Set task: Sift the material for lines containing "total", and return them.

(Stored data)
┄┄┄┄┄┄┄┄┄┄┄┄┄┄┄┄┄┄┄┄

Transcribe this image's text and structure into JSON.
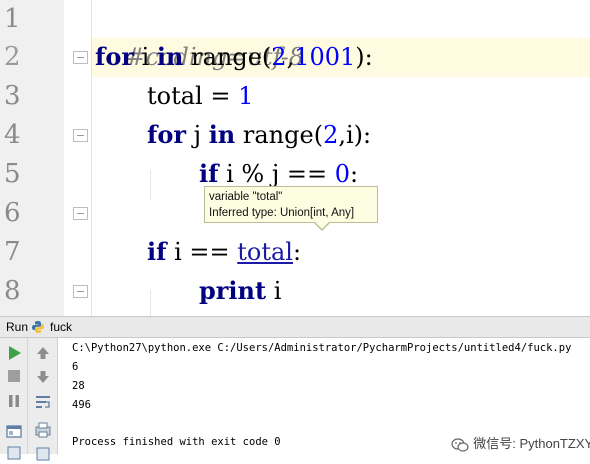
{
  "editor": {
    "line_numbers": [
      "1",
      "2",
      "3",
      "4",
      "5",
      "6",
      "7",
      "8"
    ],
    "lines": {
      "l1_comment": "#coding=utf-8",
      "l2_for": "for",
      "l2_i": " i ",
      "l2_in": "in",
      "l2_range": " range(",
      "l2_n1": "2",
      "l2_comma": ",",
      "l2_n2": "1001",
      "l2_end": "):",
      "l3_total": "total = ",
      "l3_n": "1",
      "l4_for": "for",
      "l4_j": " j ",
      "l4_in": "in",
      "l4_range": " range(",
      "l4_n": "2",
      "l4_end": ",i):",
      "l5_if": "if",
      "l5_cond": " i % j == ",
      "l5_n": "0",
      "l5_end": ":",
      "l7_if": "if",
      "l7_cond": " i == ",
      "l7_total": "total",
      "l7_end": ":",
      "l8_print": "print",
      "l8_i": " i"
    },
    "tooltip": {
      "line1": "variable \"total\"",
      "line2": "Inferred type: Union[int, Any]"
    }
  },
  "run_panel": {
    "title": "Run",
    "config_name": "fuck",
    "console_lines": [
      "C:\\Python27\\python.exe C:/Users/Administrator/PycharmProjects/untitled4/fuck.py",
      "6",
      "28",
      "496",
      "",
      "Process finished with exit code 0"
    ]
  },
  "watermark": {
    "text": "微信号: PythonTZXY"
  },
  "colors": {
    "keyword": "#000080",
    "number": "#0000ff",
    "comment": "#808080",
    "current_line": "#fffbe0",
    "tooltip_bg": "#fdfde2"
  }
}
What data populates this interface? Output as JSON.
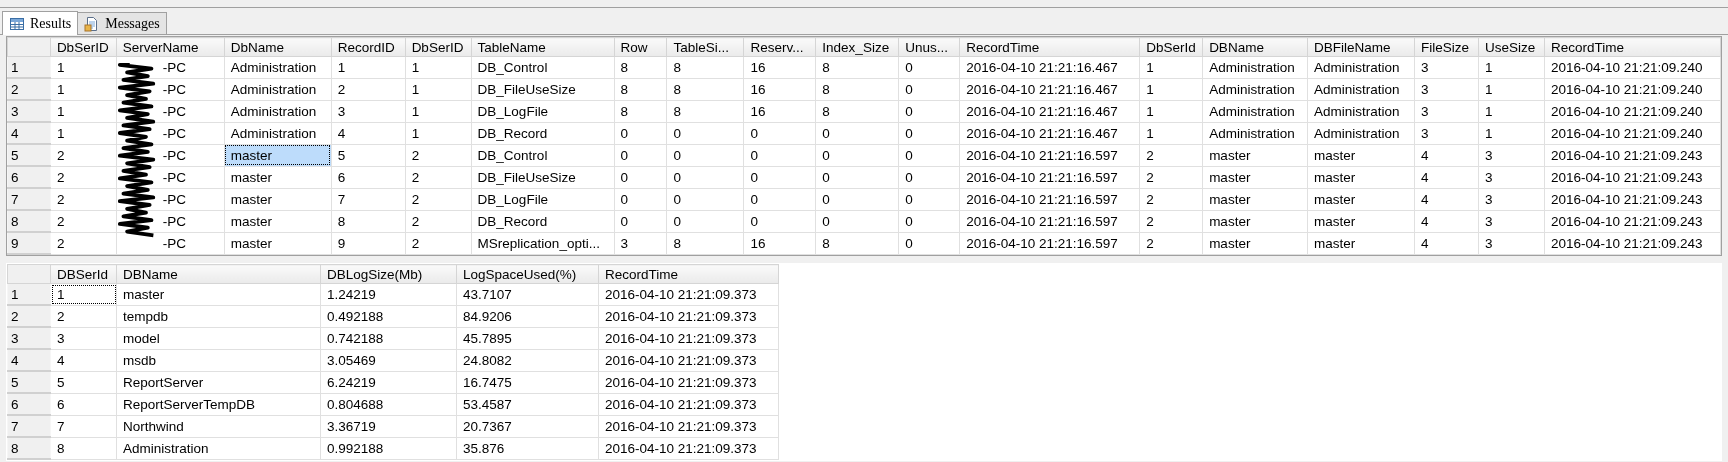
{
  "tabs": [
    {
      "label": "Results",
      "selected": true
    },
    {
      "label": "Messages",
      "selected": false
    }
  ],
  "grids": [
    {
      "redacted_column": true,
      "columns": [
        "DbSerID",
        "ServerName",
        "DbName",
        "RecordID",
        "DbSerID",
        "TableName",
        "Row",
        "TableSi...",
        "Reserv...",
        "Index_Size",
        "Unus...",
        "RecordTime",
        "DbSerId",
        "DBName",
        "DBFileName",
        "FileSize",
        "UseSize",
        "RecordTime"
      ],
      "rows": [
        {
          "number": "1",
          "cells": [
            {
              "text": "1",
              "selected": false
            },
            {
              "text": "-PC",
              "selected": false
            },
            {
              "text": "Administration",
              "selected": false
            },
            {
              "text": "1",
              "selected": false
            },
            {
              "text": "1",
              "selected": false
            },
            {
              "text": "DB_Control",
              "selected": false
            },
            {
              "text": "8",
              "selected": false
            },
            {
              "text": "8",
              "selected": false
            },
            {
              "text": "16",
              "selected": false
            },
            {
              "text": "8",
              "selected": false
            },
            {
              "text": "0",
              "selected": false
            },
            {
              "text": "2016-04-10 21:21:16.467",
              "selected": false
            },
            {
              "text": "1",
              "selected": false
            },
            {
              "text": "Administration",
              "selected": false
            },
            {
              "text": "Administration",
              "selected": false
            },
            {
              "text": "3",
              "selected": false
            },
            {
              "text": "1",
              "selected": false
            },
            {
              "text": "2016-04-10 21:21:09.240",
              "selected": false
            }
          ]
        },
        {
          "number": "2",
          "cells": [
            {
              "text": "1",
              "selected": false
            },
            {
              "text": "-PC",
              "selected": false
            },
            {
              "text": "Administration",
              "selected": false
            },
            {
              "text": "2",
              "selected": false
            },
            {
              "text": "1",
              "selected": false
            },
            {
              "text": "DB_FileUseSize",
              "selected": false
            },
            {
              "text": "8",
              "selected": false
            },
            {
              "text": "8",
              "selected": false
            },
            {
              "text": "16",
              "selected": false
            },
            {
              "text": "8",
              "selected": false
            },
            {
              "text": "0",
              "selected": false
            },
            {
              "text": "2016-04-10 21:21:16.467",
              "selected": false
            },
            {
              "text": "1",
              "selected": false
            },
            {
              "text": "Administration",
              "selected": false
            },
            {
              "text": "Administration",
              "selected": false
            },
            {
              "text": "3",
              "selected": false
            },
            {
              "text": "1",
              "selected": false
            },
            {
              "text": "2016-04-10 21:21:09.240",
              "selected": false
            }
          ]
        },
        {
          "number": "3",
          "cells": [
            {
              "text": "1",
              "selected": false
            },
            {
              "text": "-PC",
              "selected": false
            },
            {
              "text": "Administration",
              "selected": false
            },
            {
              "text": "3",
              "selected": false
            },
            {
              "text": "1",
              "selected": false
            },
            {
              "text": "DB_LogFile",
              "selected": false
            },
            {
              "text": "8",
              "selected": false
            },
            {
              "text": "8",
              "selected": false
            },
            {
              "text": "16",
              "selected": false
            },
            {
              "text": "8",
              "selected": false
            },
            {
              "text": "0",
              "selected": false
            },
            {
              "text": "2016-04-10 21:21:16.467",
              "selected": false
            },
            {
              "text": "1",
              "selected": false
            },
            {
              "text": "Administration",
              "selected": false
            },
            {
              "text": "Administration",
              "selected": false
            },
            {
              "text": "3",
              "selected": false
            },
            {
              "text": "1",
              "selected": false
            },
            {
              "text": "2016-04-10 21:21:09.240",
              "selected": false
            }
          ]
        },
        {
          "number": "4",
          "cells": [
            {
              "text": "1",
              "selected": false
            },
            {
              "text": "-PC",
              "selected": false
            },
            {
              "text": "Administration",
              "selected": false
            },
            {
              "text": "4",
              "selected": false
            },
            {
              "text": "1",
              "selected": false
            },
            {
              "text": "DB_Record",
              "selected": false
            },
            {
              "text": "0",
              "selected": false
            },
            {
              "text": "0",
              "selected": false
            },
            {
              "text": "0",
              "selected": false
            },
            {
              "text": "0",
              "selected": false
            },
            {
              "text": "0",
              "selected": false
            },
            {
              "text": "2016-04-10 21:21:16.467",
              "selected": false
            },
            {
              "text": "1",
              "selected": false
            },
            {
              "text": "Administration",
              "selected": false
            },
            {
              "text": "Administration",
              "selected": false
            },
            {
              "text": "3",
              "selected": false
            },
            {
              "text": "1",
              "selected": false
            },
            {
              "text": "2016-04-10 21:21:09.240",
              "selected": false
            }
          ]
        },
        {
          "number": "5",
          "cells": [
            {
              "text": "2",
              "selected": false
            },
            {
              "text": "-PC",
              "selected": false
            },
            {
              "text": "master",
              "selected": true
            },
            {
              "text": "5",
              "selected": false
            },
            {
              "text": "2",
              "selected": false
            },
            {
              "text": "DB_Control",
              "selected": false
            },
            {
              "text": "0",
              "selected": false
            },
            {
              "text": "0",
              "selected": false
            },
            {
              "text": "0",
              "selected": false
            },
            {
              "text": "0",
              "selected": false
            },
            {
              "text": "0",
              "selected": false
            },
            {
              "text": "2016-04-10 21:21:16.597",
              "selected": false
            },
            {
              "text": "2",
              "selected": false
            },
            {
              "text": "master",
              "selected": false
            },
            {
              "text": "master",
              "selected": false
            },
            {
              "text": "4",
              "selected": false
            },
            {
              "text": "3",
              "selected": false
            },
            {
              "text": "2016-04-10 21:21:09.243",
              "selected": false
            }
          ]
        },
        {
          "number": "6",
          "cells": [
            {
              "text": "2",
              "selected": false
            },
            {
              "text": "-PC",
              "selected": false
            },
            {
              "text": "master",
              "selected": false
            },
            {
              "text": "6",
              "selected": false
            },
            {
              "text": "2",
              "selected": false
            },
            {
              "text": "DB_FileUseSize",
              "selected": false
            },
            {
              "text": "0",
              "selected": false
            },
            {
              "text": "0",
              "selected": false
            },
            {
              "text": "0",
              "selected": false
            },
            {
              "text": "0",
              "selected": false
            },
            {
              "text": "0",
              "selected": false
            },
            {
              "text": "2016-04-10 21:21:16.597",
              "selected": false
            },
            {
              "text": "2",
              "selected": false
            },
            {
              "text": "master",
              "selected": false
            },
            {
              "text": "master",
              "selected": false
            },
            {
              "text": "4",
              "selected": false
            },
            {
              "text": "3",
              "selected": false
            },
            {
              "text": "2016-04-10 21:21:09.243",
              "selected": false
            }
          ]
        },
        {
          "number": "7",
          "cells": [
            {
              "text": "2",
              "selected": false
            },
            {
              "text": "-PC",
              "selected": false
            },
            {
              "text": "master",
              "selected": false
            },
            {
              "text": "7",
              "selected": false
            },
            {
              "text": "2",
              "selected": false
            },
            {
              "text": "DB_LogFile",
              "selected": false
            },
            {
              "text": "0",
              "selected": false
            },
            {
              "text": "0",
              "selected": false
            },
            {
              "text": "0",
              "selected": false
            },
            {
              "text": "0",
              "selected": false
            },
            {
              "text": "0",
              "selected": false
            },
            {
              "text": "2016-04-10 21:21:16.597",
              "selected": false
            },
            {
              "text": "2",
              "selected": false
            },
            {
              "text": "master",
              "selected": false
            },
            {
              "text": "master",
              "selected": false
            },
            {
              "text": "4",
              "selected": false
            },
            {
              "text": "3",
              "selected": false
            },
            {
              "text": "2016-04-10 21:21:09.243",
              "selected": false
            }
          ]
        },
        {
          "number": "8",
          "cells": [
            {
              "text": "2",
              "selected": false
            },
            {
              "text": "-PC",
              "selected": false
            },
            {
              "text": "master",
              "selected": false
            },
            {
              "text": "8",
              "selected": false
            },
            {
              "text": "2",
              "selected": false
            },
            {
              "text": "DB_Record",
              "selected": false
            },
            {
              "text": "0",
              "selected": false
            },
            {
              "text": "0",
              "selected": false
            },
            {
              "text": "0",
              "selected": false
            },
            {
              "text": "0",
              "selected": false
            },
            {
              "text": "0",
              "selected": false
            },
            {
              "text": "2016-04-10 21:21:16.597",
              "selected": false
            },
            {
              "text": "2",
              "selected": false
            },
            {
              "text": "master",
              "selected": false
            },
            {
              "text": "master",
              "selected": false
            },
            {
              "text": "4",
              "selected": false
            },
            {
              "text": "3",
              "selected": false
            },
            {
              "text": "2016-04-10 21:21:09.243",
              "selected": false
            }
          ]
        },
        {
          "number": "9",
          "cells": [
            {
              "text": "2",
              "selected": false
            },
            {
              "text": "-PC",
              "selected": false
            },
            {
              "text": "master",
              "selected": false
            },
            {
              "text": "9",
              "selected": false
            },
            {
              "text": "2",
              "selected": false
            },
            {
              "text": "MSreplication_opti...",
              "selected": false
            },
            {
              "text": "3",
              "selected": false
            },
            {
              "text": "8",
              "selected": false
            },
            {
              "text": "16",
              "selected": false
            },
            {
              "text": "8",
              "selected": false
            },
            {
              "text": "0",
              "selected": false
            },
            {
              "text": "2016-04-10 21:21:16.597",
              "selected": false
            },
            {
              "text": "2",
              "selected": false
            },
            {
              "text": "master",
              "selected": false
            },
            {
              "text": "master",
              "selected": false
            },
            {
              "text": "4",
              "selected": false
            },
            {
              "text": "3",
              "selected": false
            },
            {
              "text": "2016-04-10 21:21:09.243",
              "selected": false
            }
          ]
        }
      ]
    },
    {
      "redacted_column": false,
      "columns": [
        "DBSerId",
        "DBName",
        "DBLogSize(Mb)",
        "LogSpaceUsed(%)",
        "RecordTime"
      ],
      "rows": [
        {
          "number": "1",
          "cells": [
            {
              "text": "1",
              "focused": true
            },
            {
              "text": "master",
              "focused": false
            },
            {
              "text": "1.24219",
              "focused": false
            },
            {
              "text": "43.7107",
              "focused": false
            },
            {
              "text": "2016-04-10 21:21:09.373",
              "focused": false
            }
          ]
        },
        {
          "number": "2",
          "cells": [
            {
              "text": "2",
              "focused": false
            },
            {
              "text": "tempdb",
              "focused": false
            },
            {
              "text": "0.492188",
              "focused": false
            },
            {
              "text": "84.9206",
              "focused": false
            },
            {
              "text": "2016-04-10 21:21:09.373",
              "focused": false
            }
          ]
        },
        {
          "number": "3",
          "cells": [
            {
              "text": "3",
              "focused": false
            },
            {
              "text": "model",
              "focused": false
            },
            {
              "text": "0.742188",
              "focused": false
            },
            {
              "text": "45.7895",
              "focused": false
            },
            {
              "text": "2016-04-10 21:21:09.373",
              "focused": false
            }
          ]
        },
        {
          "number": "4",
          "cells": [
            {
              "text": "4",
              "focused": false
            },
            {
              "text": "msdb",
              "focused": false
            },
            {
              "text": "3.05469",
              "focused": false
            },
            {
              "text": "24.8082",
              "focused": false
            },
            {
              "text": "2016-04-10 21:21:09.373",
              "focused": false
            }
          ]
        },
        {
          "number": "5",
          "cells": [
            {
              "text": "5",
              "focused": false
            },
            {
              "text": "ReportServer",
              "focused": false
            },
            {
              "text": "6.24219",
              "focused": false
            },
            {
              "text": "16.7475",
              "focused": false
            },
            {
              "text": "2016-04-10 21:21:09.373",
              "focused": false
            }
          ]
        },
        {
          "number": "6",
          "cells": [
            {
              "text": "6",
              "focused": false
            },
            {
              "text": "ReportServerTempDB",
              "focused": false
            },
            {
              "text": "0.804688",
              "focused": false
            },
            {
              "text": "53.4587",
              "focused": false
            },
            {
              "text": "2016-04-10 21:21:09.373",
              "focused": false
            }
          ]
        },
        {
          "number": "7",
          "cells": [
            {
              "text": "7",
              "focused": false
            },
            {
              "text": "Northwind",
              "focused": false
            },
            {
              "text": "3.36719",
              "focused": false
            },
            {
              "text": "20.7367",
              "focused": false
            },
            {
              "text": "2016-04-10 21:21:09.373",
              "focused": false
            }
          ]
        },
        {
          "number": "8",
          "cells": [
            {
              "text": "8",
              "focused": false
            },
            {
              "text": "Administration",
              "focused": false
            },
            {
              "text": "0.992188",
              "focused": false
            },
            {
              "text": "35.876",
              "focused": false
            },
            {
              "text": "2016-04-10 21:21:09.373",
              "focused": false
            }
          ]
        }
      ]
    }
  ]
}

┄┄┄┄┄┄┄┄┄┄┄┄┄┄┄┄┄┄┄┄

Output for this exercise:
      "l3_total": "total = ",
      "l7_total": "total",
      "line1": "variable \"total\"",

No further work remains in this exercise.